### The problem:
Look through the records that follow. Copy every line containing the word "expression".

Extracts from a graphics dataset
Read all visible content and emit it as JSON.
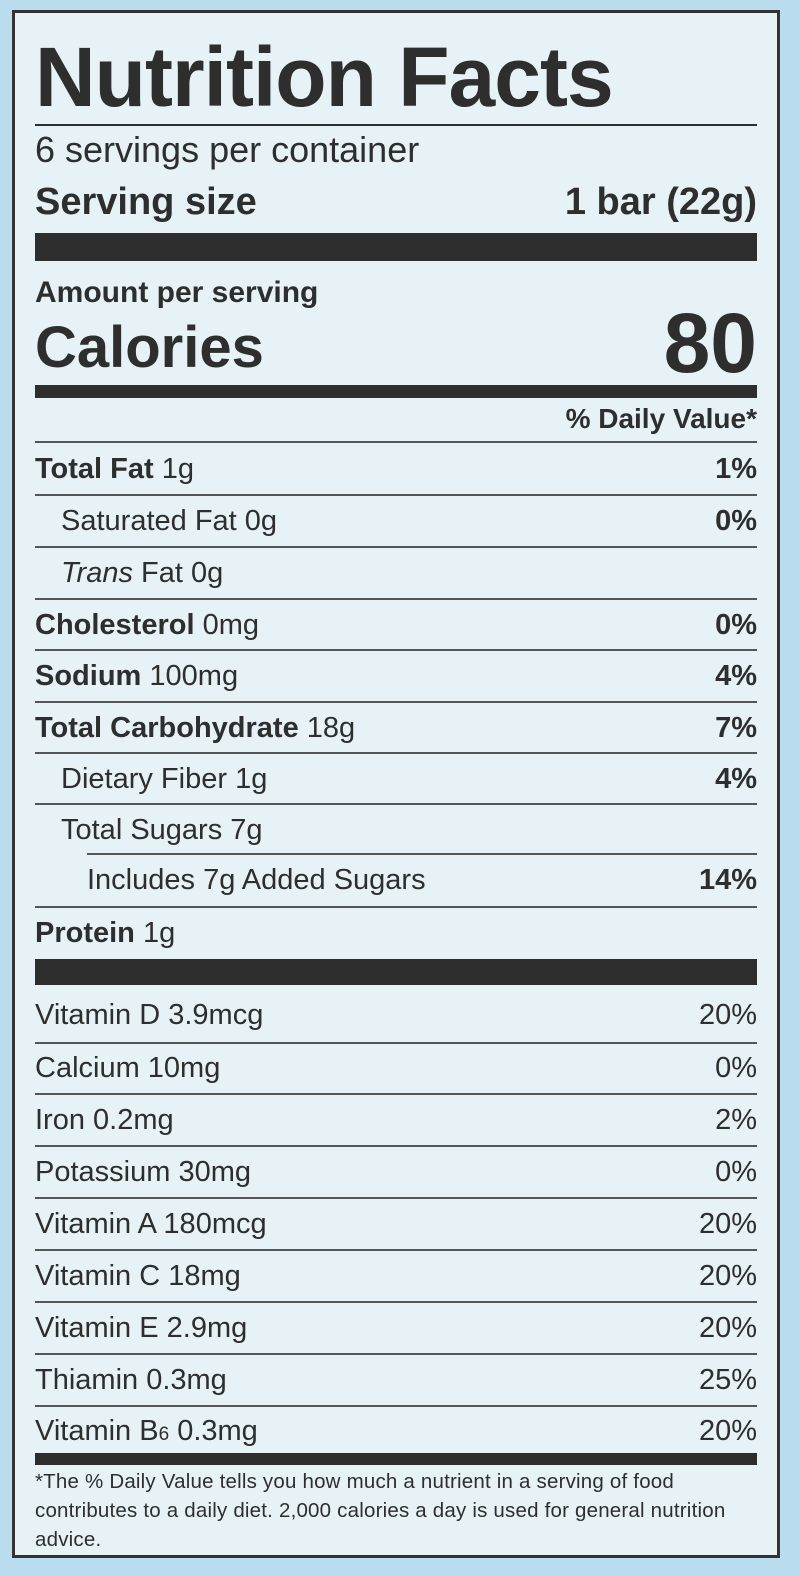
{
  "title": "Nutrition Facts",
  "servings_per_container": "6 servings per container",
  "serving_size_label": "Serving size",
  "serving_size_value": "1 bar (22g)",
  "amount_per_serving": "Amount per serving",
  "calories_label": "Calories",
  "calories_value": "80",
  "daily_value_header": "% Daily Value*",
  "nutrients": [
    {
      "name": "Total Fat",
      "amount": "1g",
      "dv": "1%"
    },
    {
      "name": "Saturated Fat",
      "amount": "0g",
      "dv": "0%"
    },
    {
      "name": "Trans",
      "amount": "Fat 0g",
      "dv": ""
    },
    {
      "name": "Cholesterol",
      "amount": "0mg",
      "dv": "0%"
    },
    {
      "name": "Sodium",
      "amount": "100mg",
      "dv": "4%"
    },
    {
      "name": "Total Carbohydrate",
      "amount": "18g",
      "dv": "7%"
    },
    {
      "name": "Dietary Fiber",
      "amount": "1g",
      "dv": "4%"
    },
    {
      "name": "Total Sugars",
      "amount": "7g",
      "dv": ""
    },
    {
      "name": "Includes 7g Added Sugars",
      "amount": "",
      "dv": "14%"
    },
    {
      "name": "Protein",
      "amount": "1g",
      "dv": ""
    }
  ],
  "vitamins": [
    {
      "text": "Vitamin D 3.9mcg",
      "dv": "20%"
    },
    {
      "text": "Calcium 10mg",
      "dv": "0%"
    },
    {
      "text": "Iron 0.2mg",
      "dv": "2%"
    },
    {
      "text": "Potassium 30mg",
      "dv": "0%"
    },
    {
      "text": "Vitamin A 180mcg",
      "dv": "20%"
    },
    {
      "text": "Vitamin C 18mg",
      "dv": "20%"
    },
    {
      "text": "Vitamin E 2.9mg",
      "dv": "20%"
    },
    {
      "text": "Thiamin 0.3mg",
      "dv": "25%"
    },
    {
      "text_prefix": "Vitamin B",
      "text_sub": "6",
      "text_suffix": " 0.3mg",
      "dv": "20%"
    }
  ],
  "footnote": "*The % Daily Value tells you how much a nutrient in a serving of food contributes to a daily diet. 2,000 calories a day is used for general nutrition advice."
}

---

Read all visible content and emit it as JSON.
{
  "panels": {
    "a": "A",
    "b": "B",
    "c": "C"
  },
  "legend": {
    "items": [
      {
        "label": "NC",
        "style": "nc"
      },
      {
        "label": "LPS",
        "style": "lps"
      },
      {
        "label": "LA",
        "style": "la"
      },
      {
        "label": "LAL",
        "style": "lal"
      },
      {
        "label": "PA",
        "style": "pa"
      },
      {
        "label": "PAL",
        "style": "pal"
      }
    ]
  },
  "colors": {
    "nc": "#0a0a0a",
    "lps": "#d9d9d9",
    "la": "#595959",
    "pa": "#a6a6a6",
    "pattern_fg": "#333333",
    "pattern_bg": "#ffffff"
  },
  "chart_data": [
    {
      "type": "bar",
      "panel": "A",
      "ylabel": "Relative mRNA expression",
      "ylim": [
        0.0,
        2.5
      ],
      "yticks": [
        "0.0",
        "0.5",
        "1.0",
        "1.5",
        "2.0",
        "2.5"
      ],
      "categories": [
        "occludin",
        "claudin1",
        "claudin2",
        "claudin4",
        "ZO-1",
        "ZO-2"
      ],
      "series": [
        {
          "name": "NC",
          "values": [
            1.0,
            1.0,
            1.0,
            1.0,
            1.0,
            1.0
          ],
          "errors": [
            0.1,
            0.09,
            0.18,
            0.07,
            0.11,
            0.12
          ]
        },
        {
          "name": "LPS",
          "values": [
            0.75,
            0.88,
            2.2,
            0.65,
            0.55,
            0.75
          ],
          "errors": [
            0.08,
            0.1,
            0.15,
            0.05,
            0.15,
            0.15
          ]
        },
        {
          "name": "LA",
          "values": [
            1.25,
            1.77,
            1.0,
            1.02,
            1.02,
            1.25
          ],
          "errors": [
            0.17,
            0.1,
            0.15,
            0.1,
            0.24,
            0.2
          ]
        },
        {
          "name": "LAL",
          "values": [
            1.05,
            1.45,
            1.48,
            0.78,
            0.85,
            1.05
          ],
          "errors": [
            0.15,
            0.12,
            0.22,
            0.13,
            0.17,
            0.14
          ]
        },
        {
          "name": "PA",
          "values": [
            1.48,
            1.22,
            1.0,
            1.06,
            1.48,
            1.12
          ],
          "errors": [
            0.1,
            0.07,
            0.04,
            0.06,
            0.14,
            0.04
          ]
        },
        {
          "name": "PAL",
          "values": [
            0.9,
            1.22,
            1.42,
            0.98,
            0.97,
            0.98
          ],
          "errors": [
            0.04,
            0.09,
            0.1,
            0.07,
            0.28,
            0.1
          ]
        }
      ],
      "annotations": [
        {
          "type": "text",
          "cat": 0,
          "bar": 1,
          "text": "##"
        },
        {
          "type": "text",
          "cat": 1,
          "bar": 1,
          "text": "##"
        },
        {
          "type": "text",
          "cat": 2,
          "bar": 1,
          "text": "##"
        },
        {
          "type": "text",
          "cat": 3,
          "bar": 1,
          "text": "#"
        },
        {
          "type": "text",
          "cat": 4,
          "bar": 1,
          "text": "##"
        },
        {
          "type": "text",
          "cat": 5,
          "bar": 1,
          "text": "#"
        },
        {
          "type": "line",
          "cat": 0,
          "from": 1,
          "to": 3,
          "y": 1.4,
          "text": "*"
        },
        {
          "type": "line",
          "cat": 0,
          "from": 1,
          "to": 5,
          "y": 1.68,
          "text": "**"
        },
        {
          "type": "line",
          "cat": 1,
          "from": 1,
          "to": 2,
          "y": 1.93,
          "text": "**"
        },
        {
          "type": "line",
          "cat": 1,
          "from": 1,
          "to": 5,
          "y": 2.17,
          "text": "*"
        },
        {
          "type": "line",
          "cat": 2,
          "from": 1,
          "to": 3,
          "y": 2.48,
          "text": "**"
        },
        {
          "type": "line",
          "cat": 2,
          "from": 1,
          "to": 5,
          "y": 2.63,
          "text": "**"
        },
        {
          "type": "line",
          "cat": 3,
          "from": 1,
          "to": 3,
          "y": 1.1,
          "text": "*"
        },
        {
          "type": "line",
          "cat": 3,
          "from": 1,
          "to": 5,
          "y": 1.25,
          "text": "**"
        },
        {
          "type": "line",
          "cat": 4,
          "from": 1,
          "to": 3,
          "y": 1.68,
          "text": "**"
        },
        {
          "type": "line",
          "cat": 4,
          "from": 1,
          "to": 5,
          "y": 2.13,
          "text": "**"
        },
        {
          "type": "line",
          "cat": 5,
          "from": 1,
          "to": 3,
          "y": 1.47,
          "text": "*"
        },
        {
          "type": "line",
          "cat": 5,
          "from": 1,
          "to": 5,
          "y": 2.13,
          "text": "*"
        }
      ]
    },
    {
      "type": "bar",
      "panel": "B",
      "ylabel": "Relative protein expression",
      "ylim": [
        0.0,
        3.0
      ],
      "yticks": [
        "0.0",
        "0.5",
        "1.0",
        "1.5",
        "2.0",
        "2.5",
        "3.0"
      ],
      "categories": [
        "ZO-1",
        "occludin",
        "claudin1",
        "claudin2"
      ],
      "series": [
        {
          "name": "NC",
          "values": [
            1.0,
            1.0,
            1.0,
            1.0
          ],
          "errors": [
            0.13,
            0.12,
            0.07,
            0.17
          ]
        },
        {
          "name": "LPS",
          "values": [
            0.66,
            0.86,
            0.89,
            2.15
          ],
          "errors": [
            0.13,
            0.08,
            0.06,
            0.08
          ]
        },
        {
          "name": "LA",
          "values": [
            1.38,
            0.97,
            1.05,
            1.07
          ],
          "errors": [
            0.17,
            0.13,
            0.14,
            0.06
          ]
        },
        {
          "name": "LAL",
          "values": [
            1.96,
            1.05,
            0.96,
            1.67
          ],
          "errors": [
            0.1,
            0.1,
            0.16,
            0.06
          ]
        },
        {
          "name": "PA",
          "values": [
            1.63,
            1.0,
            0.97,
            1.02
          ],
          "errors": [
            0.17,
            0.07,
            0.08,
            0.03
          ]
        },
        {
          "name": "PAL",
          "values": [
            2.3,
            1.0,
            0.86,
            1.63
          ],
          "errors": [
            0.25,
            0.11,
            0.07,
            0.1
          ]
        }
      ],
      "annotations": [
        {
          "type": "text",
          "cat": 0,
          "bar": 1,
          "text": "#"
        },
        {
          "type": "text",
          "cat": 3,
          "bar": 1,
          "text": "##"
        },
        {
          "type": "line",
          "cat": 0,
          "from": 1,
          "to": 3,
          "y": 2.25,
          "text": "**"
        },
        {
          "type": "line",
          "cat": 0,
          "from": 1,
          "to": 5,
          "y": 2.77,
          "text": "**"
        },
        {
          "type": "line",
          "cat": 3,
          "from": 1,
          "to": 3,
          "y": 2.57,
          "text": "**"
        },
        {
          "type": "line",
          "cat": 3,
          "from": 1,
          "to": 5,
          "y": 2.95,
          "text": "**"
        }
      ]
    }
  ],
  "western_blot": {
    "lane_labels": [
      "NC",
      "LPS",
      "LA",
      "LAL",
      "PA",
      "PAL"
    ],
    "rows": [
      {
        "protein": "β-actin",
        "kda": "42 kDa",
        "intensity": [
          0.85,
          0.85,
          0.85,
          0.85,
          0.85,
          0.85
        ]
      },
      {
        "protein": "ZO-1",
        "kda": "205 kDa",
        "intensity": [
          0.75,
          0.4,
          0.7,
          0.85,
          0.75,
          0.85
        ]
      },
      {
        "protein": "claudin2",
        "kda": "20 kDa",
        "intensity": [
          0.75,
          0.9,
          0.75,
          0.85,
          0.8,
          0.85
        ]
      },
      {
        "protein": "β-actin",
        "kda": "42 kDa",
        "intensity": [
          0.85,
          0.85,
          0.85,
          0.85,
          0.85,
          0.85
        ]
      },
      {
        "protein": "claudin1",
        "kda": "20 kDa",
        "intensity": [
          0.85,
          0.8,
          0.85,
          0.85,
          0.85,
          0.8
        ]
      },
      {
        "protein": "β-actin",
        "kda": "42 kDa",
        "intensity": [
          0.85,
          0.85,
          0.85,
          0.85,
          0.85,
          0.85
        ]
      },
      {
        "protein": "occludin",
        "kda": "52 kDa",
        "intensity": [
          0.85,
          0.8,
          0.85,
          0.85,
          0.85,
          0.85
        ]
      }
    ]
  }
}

### Output of the task:
      "ylabel": "Relative mRNA expression",
      "ylabel": "Relative protein expression",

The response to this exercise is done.